Dataset rows
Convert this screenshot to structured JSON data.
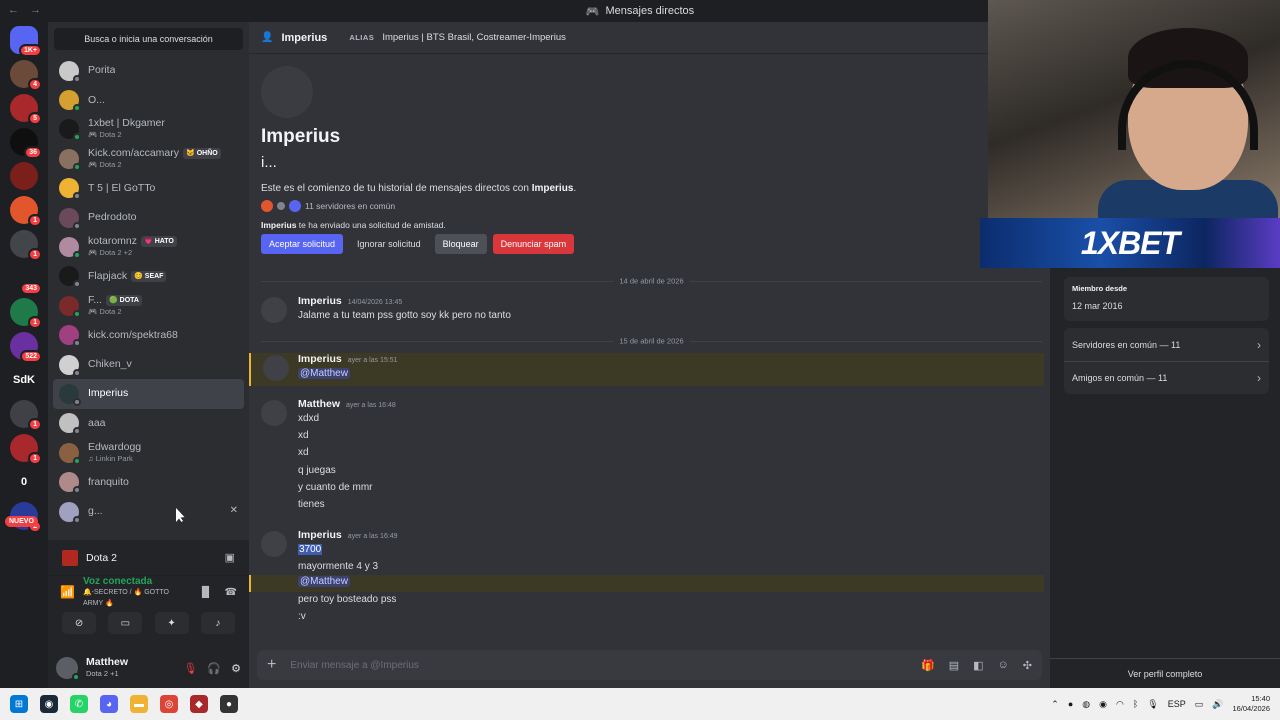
{
  "window": {
    "title": "Mensajes directos",
    "nav_arrows": "← →"
  },
  "guilds": {
    "items": [
      {
        "label": "",
        "badge": "1K+",
        "color": "#5865f2"
      },
      {
        "label": "",
        "badge": "4",
        "color": "#6b4a3a"
      },
      {
        "label": "",
        "badge": "5",
        "color": "#a8282b"
      },
      {
        "label": "",
        "badge": "36",
        "color": "#0f0f10"
      },
      {
        "label": "",
        "badge": "",
        "color": "#7a1f1a"
      },
      {
        "label": "",
        "badge": "1",
        "color": "#e2562d"
      },
      {
        "label": "",
        "badge": "1",
        "color": "#42454a"
      },
      {
        "label": "",
        "badge": "343",
        "color": "#1e1f22"
      },
      {
        "label": "",
        "badge": "1",
        "color": "#1f7a4a"
      },
      {
        "label": "",
        "badge": "522",
        "color": "#6a2fa0"
      },
      {
        "label": "SdK",
        "badge": "",
        "color": "#1e1f22"
      },
      {
        "label": "",
        "badge": "1",
        "color": "#3f4147"
      },
      {
        "label": "",
        "badge": "1",
        "color": "#a8282b"
      },
      {
        "label": "0",
        "badge": "",
        "color": "#1e1f22"
      },
      {
        "label": "",
        "badge": "2",
        "color": "#2a3a9a"
      }
    ],
    "new_label": "NUEVO"
  },
  "dm": {
    "search_label": "Busca o inicia una conversación",
    "items": [
      {
        "name": "Porita",
        "sub": "",
        "tag": "",
        "online": false,
        "color": "#c9c9c9"
      },
      {
        "name": "O...",
        "sub": "",
        "tag": "",
        "online": true,
        "color": "#d4a030"
      },
      {
        "name": "1xbet | Dkgamer",
        "sub": "🎮 Dota 2",
        "tag": "",
        "online": true,
        "color": "#1a1a1a"
      },
      {
        "name": "Kick.com/accamary",
        "sub": "🎮 Dota 2",
        "tag": "🐱 OHÑO",
        "online": true,
        "color": "#8a7060"
      },
      {
        "name": "T 5 | El GoTTo",
        "sub": "",
        "tag": "",
        "online": false,
        "color": "#f0b232"
      },
      {
        "name": "Pedrodoto",
        "sub": "",
        "tag": "",
        "online": false,
        "color": "#6a4a5a"
      },
      {
        "name": "kotaromnz",
        "sub": "🎮 Dota 2 +2",
        "tag": "💗 HATO",
        "online": true,
        "color": "#b08aa0"
      },
      {
        "name": "Flapjack",
        "sub": "",
        "tag": "😊 SEAF",
        "online": false,
        "color": "#1a1a1a"
      },
      {
        "name": "F...",
        "sub": "🎮 Dota 2",
        "tag": "🟢 DOTA",
        "online": true,
        "color": "#7a2a2a"
      },
      {
        "name": "kick.com/spektra68",
        "sub": "",
        "tag": "",
        "online": false,
        "color": "#a04080"
      },
      {
        "name": "Chiken_v",
        "sub": "",
        "tag": "",
        "online": false,
        "color": "#d0d0d0"
      },
      {
        "name": "Imperius",
        "sub": "",
        "tag": "",
        "online": false,
        "color": "#2a3a3a"
      },
      {
        "name": "aaa",
        "sub": "",
        "tag": "",
        "online": false,
        "color": "#c0c0c0"
      },
      {
        "name": "Edwardogg",
        "sub": "♫ Linkin Park",
        "tag": "",
        "online": true,
        "color": "#8a6040"
      },
      {
        "name": "franquito",
        "sub": "",
        "tag": "",
        "online": false,
        "color": "#b08a8a"
      },
      {
        "name": "g...",
        "sub": "",
        "tag": "",
        "online": false,
        "color": "#a0a0c0"
      }
    ],
    "selected_index": 11,
    "hover_index": 15
  },
  "voice": {
    "game": "Dota 2",
    "status": "Voz conectada",
    "channel": "🔔-SECRETO / 🔥 GOTTO ARMY 🔥"
  },
  "user": {
    "name": "Matthew",
    "sub": "Dota 2 +1"
  },
  "header": {
    "name": "Imperius",
    "alias_label": "ALIAS",
    "alias": "Imperius | BTS Brasil, Costreamer-Imperius"
  },
  "intro": {
    "name": "Imperius",
    "handle": "i...",
    "desc_prefix": "Este es el comienzo de tu historial de mensajes directos con ",
    "desc_name": "Imperius",
    "desc_suffix": ".",
    "servers": "11 servidores en común",
    "friend_name": "Imperius",
    "friend_note": " te ha enviado una solicitud de amistad.",
    "actions": [
      "Aceptar solicitud",
      "Ignorar solicitud",
      "Bloquear",
      "Denunciar spam"
    ]
  },
  "dividers": [
    "14 de abril de 2026",
    "15 de abril de 2026"
  ],
  "messages": [
    {
      "author": "Imperius",
      "time": "14/04/2026 13:45",
      "lines": [
        "Jalame a tu team pss gotto soy kk pero no tanto"
      ]
    },
    {
      "author": "Imperius",
      "time": "ayer a las 15:51",
      "lines": [
        "@Matthew"
      ]
    },
    {
      "author": "Matthew",
      "time": "ayer a las 16:48",
      "lines": [
        "xdxd",
        "xd",
        "xd",
        "q juegas",
        "y cuanto de mmr",
        "tienes"
      ]
    },
    {
      "author": "Imperius",
      "time": "ayer a las 16:49",
      "lines": [
        "3700",
        "mayormente 4 y 3",
        "@Matthew",
        "pero toy bosteado pss",
        ":v"
      ]
    }
  ],
  "composer": {
    "placeholder": "Enviar mensaje a @Imperius"
  },
  "profile": {
    "member_label": "Miembro desde",
    "member_value": "12 mar 2016",
    "servers_link": "Servidores en común — 11",
    "friends_link": "Amigos en común — 11",
    "view_full": "Ver perfil completo",
    "banner_text": "1XBET"
  },
  "taskbar": {
    "lang": "ESP",
    "time": "15:40",
    "date": "16/04/2026"
  }
}
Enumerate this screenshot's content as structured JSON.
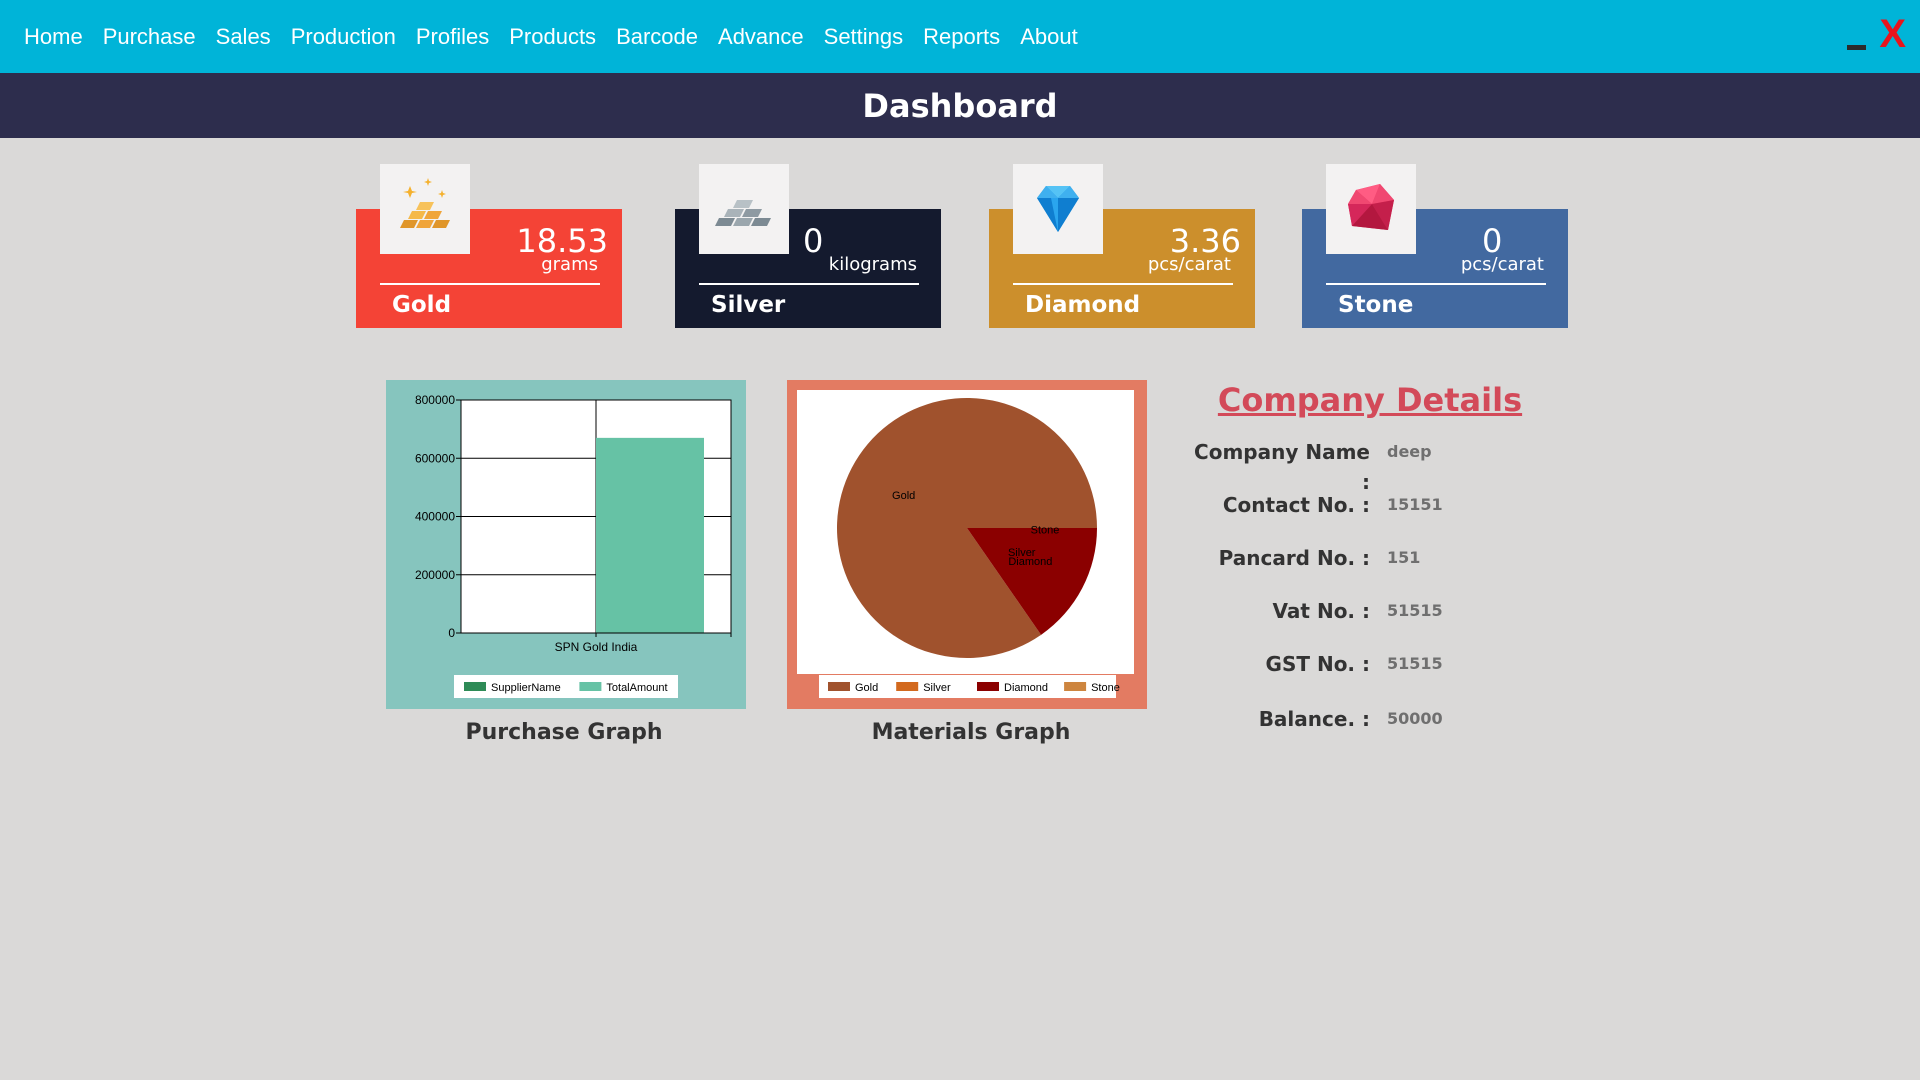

● GOAL: Copy every line above that includes the string "directos".

● SOLVED EXERCISE:
    "title": "Mensajes directos",
    "desc_prefix": "Este es el comienzo de tu historial de mensajes directos con ",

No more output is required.